__Supplied passage__.
↓

Investment by the Fund in securities issued or acquired at a
discount, or providing for deferred interest or for payment of interest in
the form of additional obligations could under special tax rules affect
the amount, timing and character of distributions to shareholders by
causing the Fund to recognize income prior to the receipt of cash
payments. For example, the Fund could be required to accrue a portion of
the discount (or deemed discount) at which the securities were issued each
year and to distribute such income in order to maintain its qualification
as a regulated investment company. In such case, the Fund may have to
dispose of securities which it might otherwise have continued to hold in
order to generate cash to satisfy these distribution requirements.
PERFORMANCE INFORMATION
The following information supplements and should be read in
conjunction with the section in the Fund's Prospectus entitled
"Performance Information."
The Fund's average annual total return for the 1 and 2,836 year
periods ended October 31, 1994 (the Fund's fiscal year end) was .05%, and
12.58%, respectively. Average annual total return is calculated by
determining the ending redeemable value of an investment purchased at net
asset value per share with a hypothetical $1,000 payment made at the
beginning of the period (assuming the reinvestment of dividends and
distributions), dividing by the amount of the initial investment, taking
the "n"th root of the quotient (where "n" is the number of years in the
period) and subtracting 1 from the result.
Total return is calculated by subtracting the amount of the Fund's
net asset value per share at the beginning of a stated period from the net
asset value per share at the end of the period (after giving effect to the
reinvestment of dividends and distributions during the period), and
dividing the result by the net asset value per share at the beginning of
the period. The Fund's total return for the period December 31, 1991
(commencement of operations) to October 31, 1994 (the Fund's fiscal year
end) was 39.93%.

↑

__Information supplied__.
↓

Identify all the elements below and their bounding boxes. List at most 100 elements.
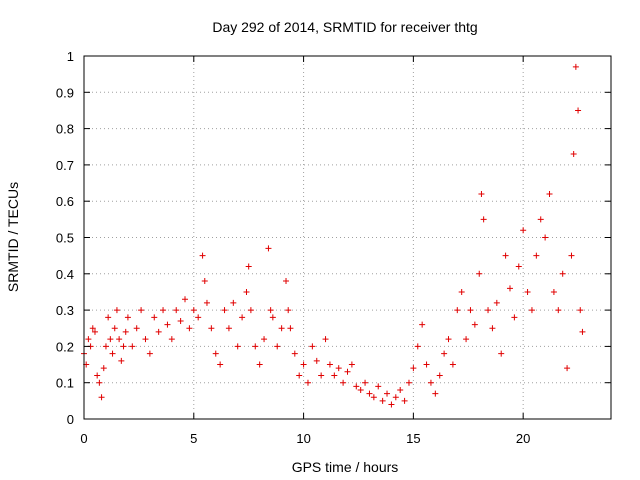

↑

__Complete the following__.
(1) Please answer these questions from the fund passage, one per line:
(a) What status does the Fund keep by distributing the discount income it accrues each year?
(b) How large is the hypothetical payment used to calculate average annual total return?
(c) What total return did the Fund have from December 31, 1991 to October 31, 1994?
(2) Reproduce the part of the fund passage that begins at the words "Total return is calculated by subtracting" and ends after the words "end) was 39.93%.".

__Exercise results__.
(1)
(a) Its qualification as a regulated investment company.
(b) $1,000.
(c) 39.93%.

(2)
Total return is calculated by subtracting the amount of the Fund's
net asset value per share at the beginning of a stated period from the net
asset value per share at the end of the period (after giving effect to the
reinvestment of dividends and distributions during the period), and
dividing the result by the net asset value per share at the beginning of
the period. The Fund's total return for the period December 31, 1991
(commencement of operations) to October 31, 1994 (the Fund's fiscal year
end) was 39.93%.